_Goal of the exercise:_ Nothing in the data should change when you return it, but leave the pictures out.

_Data entries:_
——

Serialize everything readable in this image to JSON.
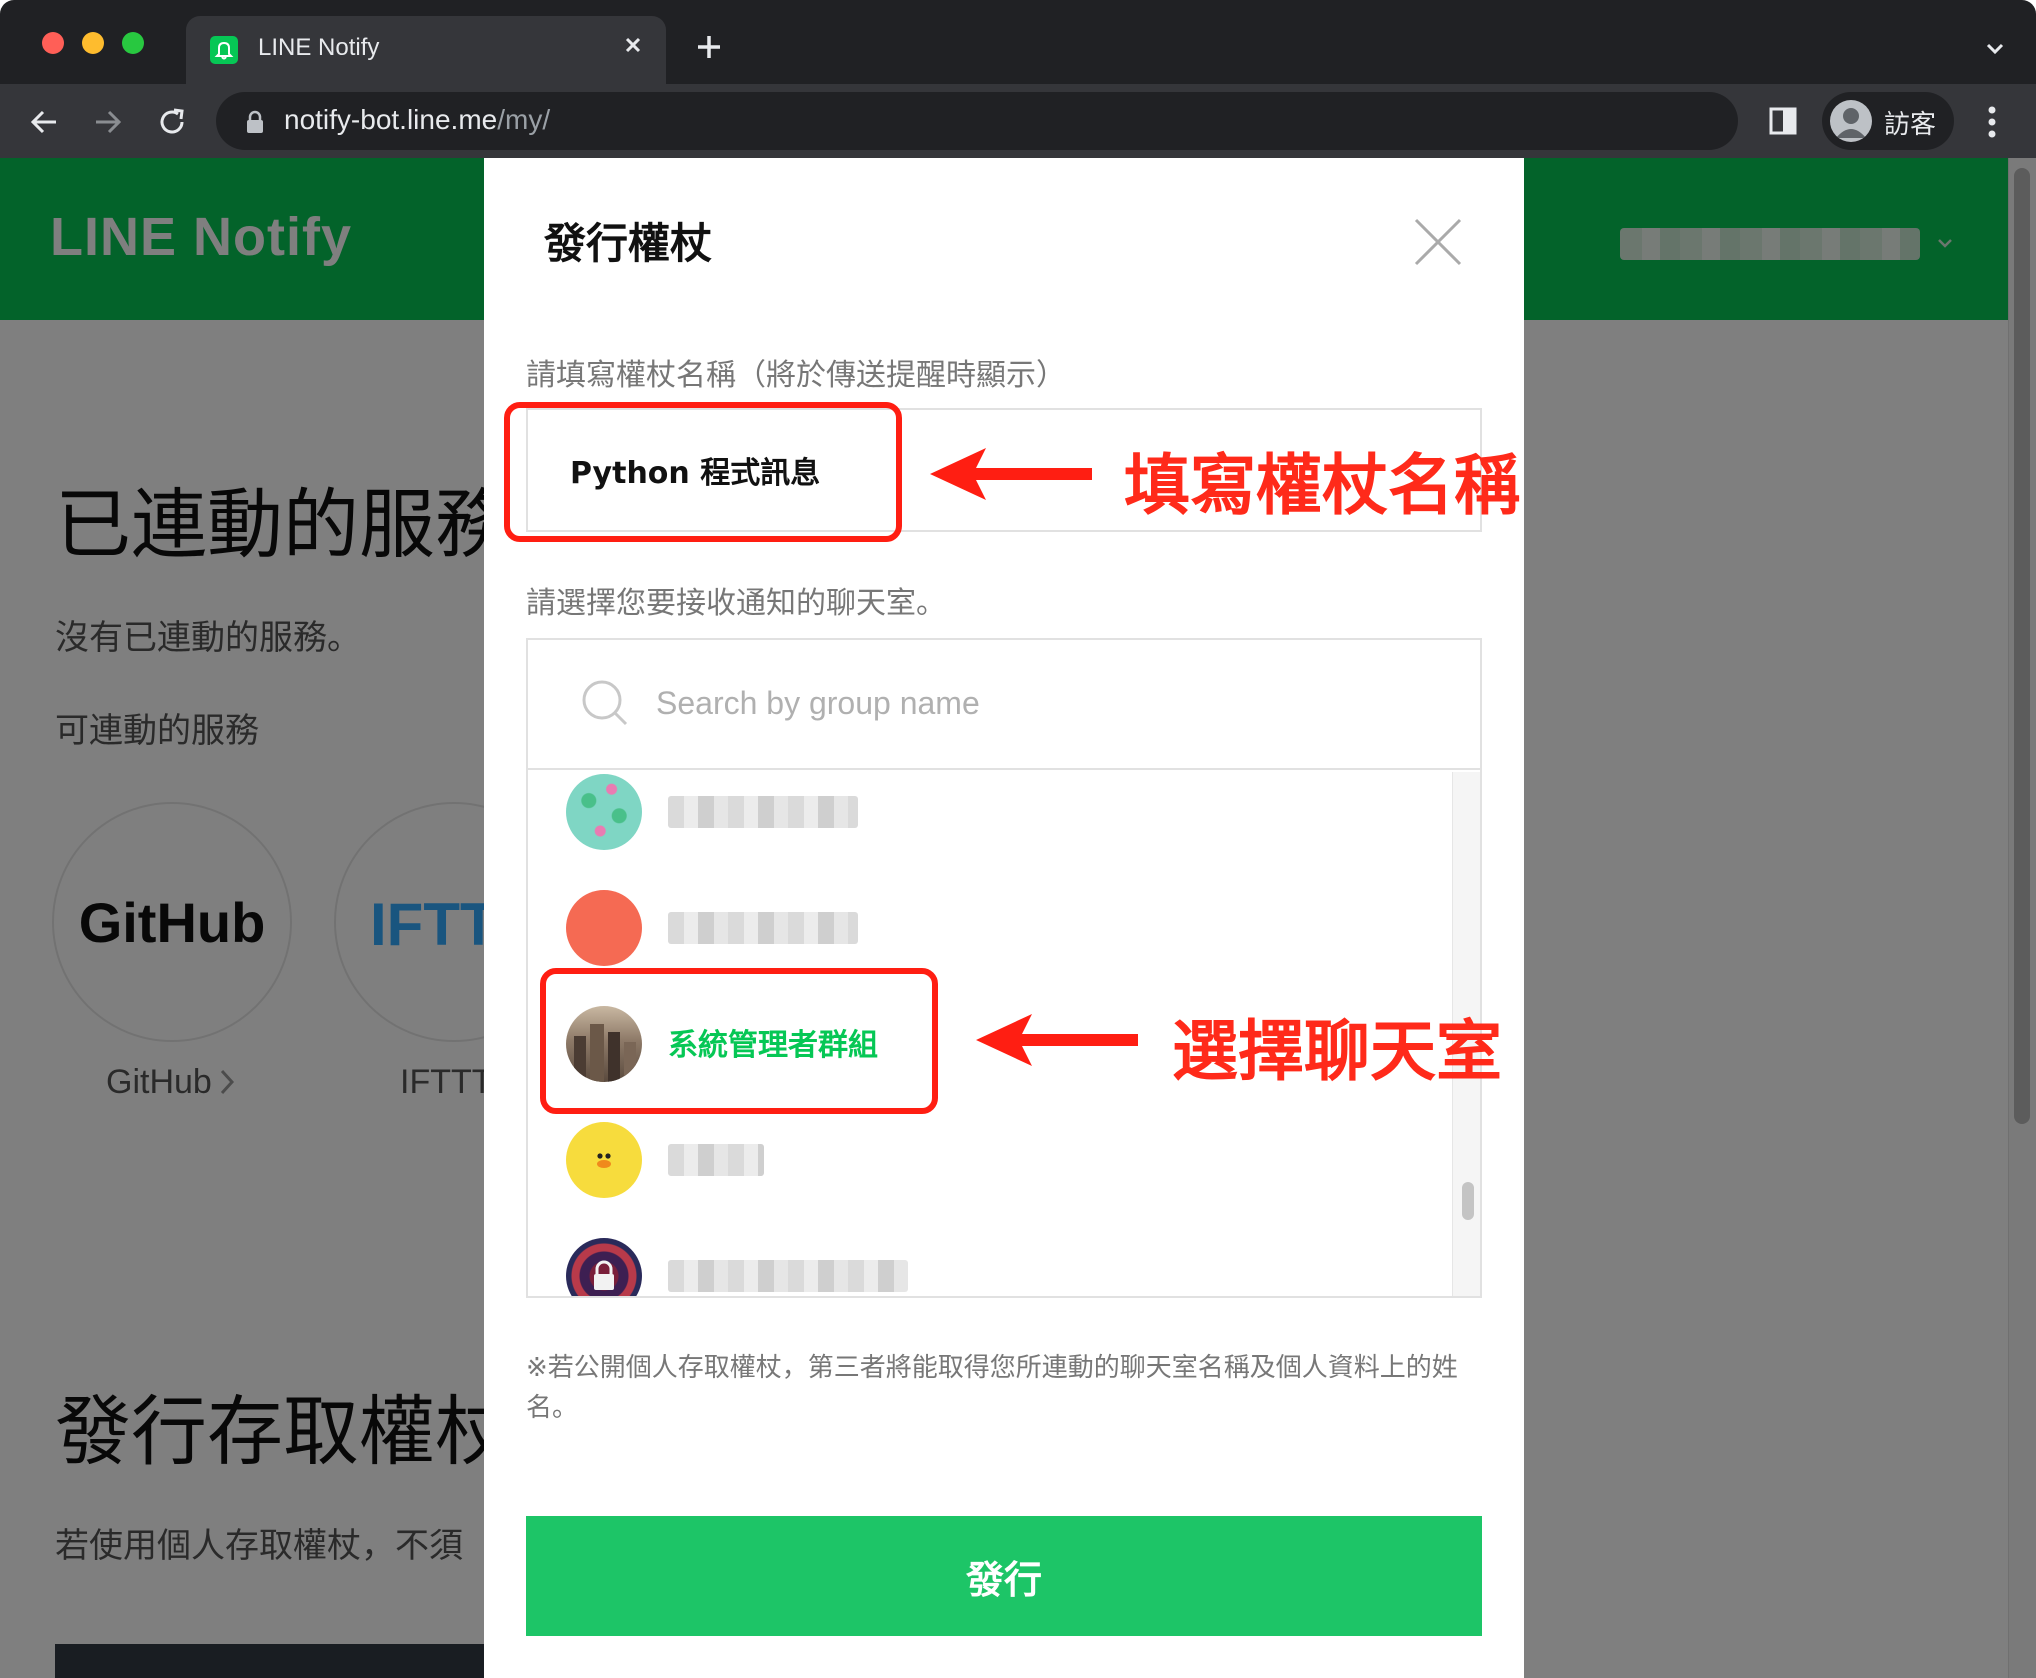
{
  "browser": {
    "tab_title": "LINE Notify",
    "url_host": "notify-bot.line.me",
    "url_path": "/my/",
    "profile_name": "訪客"
  },
  "site": {
    "logo": "LINE Notify",
    "brand_color": "#06c755"
  },
  "page": {
    "connected_heading": "已連動的服務",
    "no_services": "沒有已連動的服務。",
    "available_label": "可連動的服務",
    "services": [
      {
        "logo": "GitHub",
        "name": "GitHub"
      },
      {
        "logo": "IFTTT",
        "name": "IFTTT"
      }
    ],
    "issue_heading": "發行存取權杖",
    "issue_desc": "若使用個人存取權杖，不須"
  },
  "modal": {
    "title": "發行權杖",
    "name_label": "請填寫權杖名稱（將於傳送提醒時顯示）",
    "name_value": "Python 程式訊息",
    "chat_label": "請選擇您要接收通知的聊天室。",
    "search_placeholder": "Search by group name",
    "chats": [
      {
        "name": "",
        "avatar": "frog-pattern-avatar",
        "blurred": true
      },
      {
        "name": "",
        "avatar": "coral-circle-avatar",
        "blurred": true
      },
      {
        "name": "系統管理者群組",
        "avatar": "city-photo-avatar",
        "blurred": false,
        "selected": true
      },
      {
        "name": "",
        "avatar": "duck-avatar",
        "blurred": true
      },
      {
        "name": "",
        "avatar": "padlock-avatar",
        "blurred": true
      }
    ],
    "note": "※若公開個人存取權杖，第三者將能取得您所連動的聊天室名稱及個人資料上的姓名。",
    "submit_label": "發行",
    "submit_color": "#1dc567"
  },
  "annotations": {
    "fill_name": "填寫權杖名稱",
    "select_chat": "選擇聊天室",
    "color": "#ff1e12"
  }
}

——

_Right answer:_
Serialize everything readable in this image to JSON.
{
  "browser": {
    "tab_title": "LINE Notify",
    "url_host": "notify-bot.line.me",
    "url_path": "/my/",
    "profile_name": "訪客"
  },
  "site": {
    "logo": "LINE Notify",
    "brand_color": "#06c755"
  },
  "page": {
    "connected_heading": "已連動的服務",
    "no_services": "沒有已連動的服務。",
    "available_label": "可連動的服務",
    "services": [
      {
        "logo": "GitHub",
        "name": "GitHub"
      },
      {
        "logo": "IFTTT",
        "name": "IFTTT"
      }
    ],
    "issue_heading": "發行存取權杖",
    "issue_desc": "若使用個人存取權杖，不須"
  },
  "modal": {
    "title": "發行權杖",
    "name_label": "請填寫權杖名稱（將於傳送提醒時顯示）",
    "name_value": "Python 程式訊息",
    "chat_label": "請選擇您要接收通知的聊天室。",
    "search_placeholder": "Search by group name",
    "chats": [
      {
        "name": "",
        "avatar": "frog-pattern-avatar",
        "blurred": true
      },
      {
        "name": "",
        "avatar": "coral-circle-avatar",
        "blurred": true
      },
      {
        "name": "系統管理者群組",
        "avatar": "city-photo-avatar",
        "blurred": false,
        "selected": true
      },
      {
        "name": "",
        "avatar": "duck-avatar",
        "blurred": true
      },
      {
        "name": "",
        "avatar": "padlock-avatar",
        "blurred": true
      }
    ],
    "note": "※若公開個人存取權杖，第三者將能取得您所連動的聊天室名稱及個人資料上的姓名。",
    "submit_label": "發行",
    "submit_color": "#1dc567"
  },
  "annotations": {
    "fill_name": "填寫權杖名稱",
    "select_chat": "選擇聊天室",
    "color": "#ff1e12"
  }
}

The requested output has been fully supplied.